SHORT TASK> Identify every line in the records below that contains the word "relative", and reproduce each one.

MATERIAL FOR THE TASK>
>>

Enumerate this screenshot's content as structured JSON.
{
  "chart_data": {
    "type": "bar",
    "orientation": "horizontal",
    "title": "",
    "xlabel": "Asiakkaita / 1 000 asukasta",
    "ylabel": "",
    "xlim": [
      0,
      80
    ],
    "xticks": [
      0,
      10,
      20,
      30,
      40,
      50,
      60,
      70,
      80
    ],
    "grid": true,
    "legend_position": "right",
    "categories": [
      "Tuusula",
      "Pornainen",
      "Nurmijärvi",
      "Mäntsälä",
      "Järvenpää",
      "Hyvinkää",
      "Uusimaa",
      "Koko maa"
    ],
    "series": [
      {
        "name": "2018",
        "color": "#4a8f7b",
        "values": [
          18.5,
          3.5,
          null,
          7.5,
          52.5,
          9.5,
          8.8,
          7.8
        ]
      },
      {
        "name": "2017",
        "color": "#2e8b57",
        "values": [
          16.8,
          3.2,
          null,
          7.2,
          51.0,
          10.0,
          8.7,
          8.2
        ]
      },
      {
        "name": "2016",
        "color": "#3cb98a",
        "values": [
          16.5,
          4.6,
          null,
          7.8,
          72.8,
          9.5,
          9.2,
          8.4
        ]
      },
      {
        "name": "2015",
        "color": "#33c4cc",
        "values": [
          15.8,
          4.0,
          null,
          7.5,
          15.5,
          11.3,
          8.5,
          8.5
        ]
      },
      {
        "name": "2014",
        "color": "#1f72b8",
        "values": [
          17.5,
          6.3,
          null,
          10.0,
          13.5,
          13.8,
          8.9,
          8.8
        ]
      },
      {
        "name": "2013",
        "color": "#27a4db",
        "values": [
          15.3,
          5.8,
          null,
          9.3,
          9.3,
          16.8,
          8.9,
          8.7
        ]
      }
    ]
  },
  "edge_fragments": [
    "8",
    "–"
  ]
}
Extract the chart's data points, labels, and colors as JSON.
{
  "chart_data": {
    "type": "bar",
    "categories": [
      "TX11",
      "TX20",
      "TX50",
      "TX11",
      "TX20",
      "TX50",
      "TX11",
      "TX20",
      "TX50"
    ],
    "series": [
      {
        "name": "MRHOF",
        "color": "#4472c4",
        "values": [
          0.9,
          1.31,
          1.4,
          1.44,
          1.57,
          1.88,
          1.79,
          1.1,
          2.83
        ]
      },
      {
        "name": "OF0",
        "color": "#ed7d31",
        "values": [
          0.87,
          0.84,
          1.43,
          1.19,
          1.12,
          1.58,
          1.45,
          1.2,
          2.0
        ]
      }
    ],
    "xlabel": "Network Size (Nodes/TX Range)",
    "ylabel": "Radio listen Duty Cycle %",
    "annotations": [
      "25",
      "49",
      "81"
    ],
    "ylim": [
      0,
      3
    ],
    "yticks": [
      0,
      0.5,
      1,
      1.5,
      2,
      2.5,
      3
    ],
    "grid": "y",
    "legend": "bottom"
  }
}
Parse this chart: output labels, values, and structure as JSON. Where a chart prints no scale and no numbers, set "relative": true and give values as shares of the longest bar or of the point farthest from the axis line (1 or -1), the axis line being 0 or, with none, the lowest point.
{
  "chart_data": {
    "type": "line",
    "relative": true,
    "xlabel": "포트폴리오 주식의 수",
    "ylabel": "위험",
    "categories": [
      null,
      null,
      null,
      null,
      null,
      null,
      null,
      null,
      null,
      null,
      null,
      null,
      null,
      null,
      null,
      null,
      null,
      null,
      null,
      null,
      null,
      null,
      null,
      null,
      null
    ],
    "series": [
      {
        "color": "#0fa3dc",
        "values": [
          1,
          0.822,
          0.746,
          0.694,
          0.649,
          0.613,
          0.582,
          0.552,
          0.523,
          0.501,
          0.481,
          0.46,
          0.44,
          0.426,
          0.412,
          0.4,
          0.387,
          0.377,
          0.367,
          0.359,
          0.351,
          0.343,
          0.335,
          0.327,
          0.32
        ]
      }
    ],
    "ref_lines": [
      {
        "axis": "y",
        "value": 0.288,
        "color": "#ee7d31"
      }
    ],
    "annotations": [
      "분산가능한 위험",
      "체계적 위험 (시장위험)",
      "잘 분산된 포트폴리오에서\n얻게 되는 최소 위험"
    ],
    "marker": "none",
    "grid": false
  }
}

<<

WRITTEN RESPONSE>
Parse this chart: output labels, values, and structure as JSON. Where a chart prints no scale and no numbers, set "relative": true and give values as shares of the longest bar or of the point farthest from the axis line (1 or -1), the axis line being 0 or, with none, the lowest point.
    "relative": true,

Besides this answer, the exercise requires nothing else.